# Start of Data for this task
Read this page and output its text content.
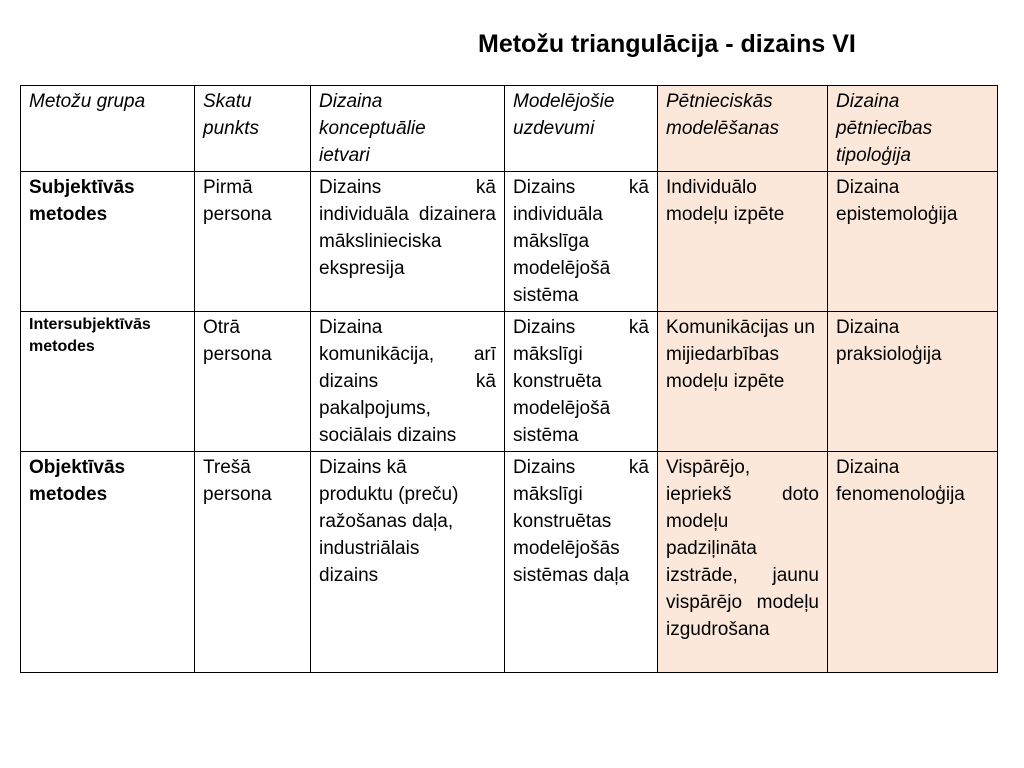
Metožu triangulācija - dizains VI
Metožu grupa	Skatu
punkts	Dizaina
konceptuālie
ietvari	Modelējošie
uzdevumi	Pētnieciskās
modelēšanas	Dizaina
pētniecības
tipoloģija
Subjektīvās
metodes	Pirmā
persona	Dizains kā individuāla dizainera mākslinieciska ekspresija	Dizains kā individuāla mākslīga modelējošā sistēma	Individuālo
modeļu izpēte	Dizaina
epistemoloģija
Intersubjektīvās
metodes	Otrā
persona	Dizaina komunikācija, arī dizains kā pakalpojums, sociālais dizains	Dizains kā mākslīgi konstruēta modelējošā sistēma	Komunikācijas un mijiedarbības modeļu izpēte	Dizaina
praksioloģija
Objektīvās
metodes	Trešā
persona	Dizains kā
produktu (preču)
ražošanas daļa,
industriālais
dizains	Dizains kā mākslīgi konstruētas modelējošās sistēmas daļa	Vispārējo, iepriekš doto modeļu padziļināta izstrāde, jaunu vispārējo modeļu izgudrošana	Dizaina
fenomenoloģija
# End of Data for this task
# Start of Data for this task
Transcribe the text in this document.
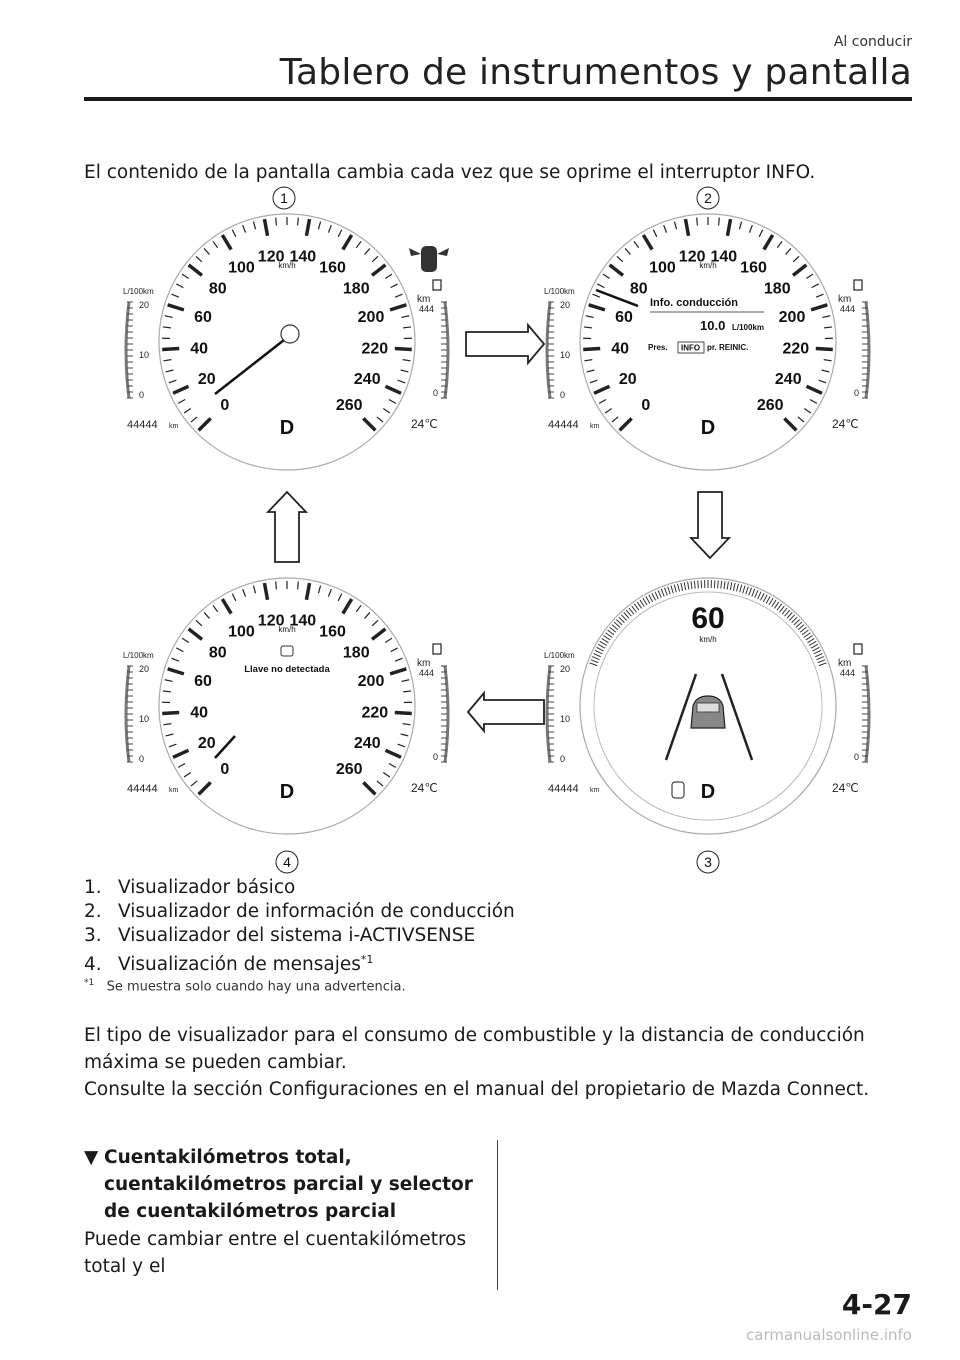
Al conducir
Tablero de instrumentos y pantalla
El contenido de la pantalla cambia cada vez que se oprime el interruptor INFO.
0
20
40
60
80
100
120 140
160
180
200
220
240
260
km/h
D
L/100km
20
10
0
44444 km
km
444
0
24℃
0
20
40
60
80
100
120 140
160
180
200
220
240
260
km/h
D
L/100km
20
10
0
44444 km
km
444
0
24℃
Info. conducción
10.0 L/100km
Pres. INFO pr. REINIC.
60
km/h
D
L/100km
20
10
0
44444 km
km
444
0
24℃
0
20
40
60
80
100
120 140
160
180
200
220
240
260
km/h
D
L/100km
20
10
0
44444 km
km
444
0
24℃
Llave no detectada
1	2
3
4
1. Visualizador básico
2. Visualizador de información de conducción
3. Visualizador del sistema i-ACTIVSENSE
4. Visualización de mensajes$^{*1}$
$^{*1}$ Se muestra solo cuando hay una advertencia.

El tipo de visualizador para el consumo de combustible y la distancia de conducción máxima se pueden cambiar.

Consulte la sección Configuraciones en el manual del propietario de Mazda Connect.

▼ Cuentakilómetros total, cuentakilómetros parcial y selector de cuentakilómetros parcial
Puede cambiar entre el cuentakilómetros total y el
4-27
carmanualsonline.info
# End of Data for this task
(Exercise brief)
Report every line in the data above in which the word "Metožu" appears.

(Finished answer)
Metožu triangulācija - dizains VI
Metožu grupa	Skatu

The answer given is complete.